[start of PROVIDED ENTRIES]
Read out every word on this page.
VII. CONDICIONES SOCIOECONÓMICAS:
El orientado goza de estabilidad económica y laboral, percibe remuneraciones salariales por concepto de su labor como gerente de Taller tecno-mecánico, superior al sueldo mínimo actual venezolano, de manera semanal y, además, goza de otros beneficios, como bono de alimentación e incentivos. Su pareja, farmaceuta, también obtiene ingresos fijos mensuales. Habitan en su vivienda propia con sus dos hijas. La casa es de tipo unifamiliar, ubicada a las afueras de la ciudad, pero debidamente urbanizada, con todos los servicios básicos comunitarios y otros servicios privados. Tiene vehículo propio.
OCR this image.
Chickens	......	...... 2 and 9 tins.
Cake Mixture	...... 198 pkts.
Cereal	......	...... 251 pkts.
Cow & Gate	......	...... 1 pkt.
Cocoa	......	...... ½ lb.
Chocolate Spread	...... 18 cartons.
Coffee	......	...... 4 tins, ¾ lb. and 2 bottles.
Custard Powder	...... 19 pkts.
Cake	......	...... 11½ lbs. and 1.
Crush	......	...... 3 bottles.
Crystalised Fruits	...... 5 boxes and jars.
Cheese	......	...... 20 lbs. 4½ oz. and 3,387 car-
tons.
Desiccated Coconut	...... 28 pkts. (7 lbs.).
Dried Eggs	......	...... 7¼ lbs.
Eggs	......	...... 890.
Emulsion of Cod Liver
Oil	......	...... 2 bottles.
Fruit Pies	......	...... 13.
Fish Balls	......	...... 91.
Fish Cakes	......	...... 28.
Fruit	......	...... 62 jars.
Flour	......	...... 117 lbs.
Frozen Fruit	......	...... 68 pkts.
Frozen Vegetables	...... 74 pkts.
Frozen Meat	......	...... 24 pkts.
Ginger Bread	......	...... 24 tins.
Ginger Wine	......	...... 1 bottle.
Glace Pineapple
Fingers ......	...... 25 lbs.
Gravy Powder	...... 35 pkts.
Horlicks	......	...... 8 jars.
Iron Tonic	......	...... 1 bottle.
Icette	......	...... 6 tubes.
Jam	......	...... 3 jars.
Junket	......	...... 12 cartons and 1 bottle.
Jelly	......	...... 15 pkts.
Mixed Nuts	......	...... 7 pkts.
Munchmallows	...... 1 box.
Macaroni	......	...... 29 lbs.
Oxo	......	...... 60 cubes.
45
[end of PROVIDED ENTRIES]
# SET EXERCISE:
Print exactly the lines above, starting at the line that contains "OCR this image." and ending with the last line of the records, both included.

# RESPONSE BELOW:
OCR this image.
Chickens	......	...... 2 and 9 tins.
Cake Mixture	...... 198 pkts.
Cereal	......	...... 251 pkts.
Cow & Gate	......	...... 1 pkt.
Cocoa	......	...... ½ lb.
Chocolate Spread	...... 18 cartons.
Coffee	......	...... 4 tins, ¾ lb. and 2 bottles.
Custard Powder	...... 19 pkts.
Cake	......	...... 11½ lbs. and 1.
Crush	......	...... 3 bottles.
Crystalised Fruits	...... 5 boxes and jars.
Cheese	......	...... 20 lbs. 4½ oz. and 3,387 car-
tons.
Desiccated Coconut	...... 28 pkts. (7 lbs.).
Dried Eggs	......	...... 7¼ lbs.
Eggs	......	...... 890.
Emulsion of Cod Liver
Oil	......	...... 2 bottles.
Fruit Pies	......	...... 13.
Fish Balls	......	...... 91.
Fish Cakes	......	...... 28.
Fruit	......	...... 62 jars.
Flour	......	...... 117 lbs.
Frozen Fruit	......	...... 68 pkts.
Frozen Vegetables	...... 74 pkts.
Frozen Meat	......	...... 24 pkts.
Ginger Bread	......	...... 24 tins.
Ginger Wine	......	...... 1 bottle.
Glace Pineapple
Fingers ......	...... 25 lbs.
Gravy Powder	...... 35 pkts.
Horlicks	......	...... 8 jars.
Iron Tonic	......	...... 1 bottle.
Icette	......	...... 6 tubes.
Jam	......	...... 3 jars.
Junket	......	...... 12 cartons and 1 bottle.
Jelly	......	...... 15 pkts.
Mixed Nuts	......	...... 7 pkts.
Munchmallows	...... 1 box.
Macaroni	......	...... 29 lbs.
Oxo	......	...... 60 cubes.
45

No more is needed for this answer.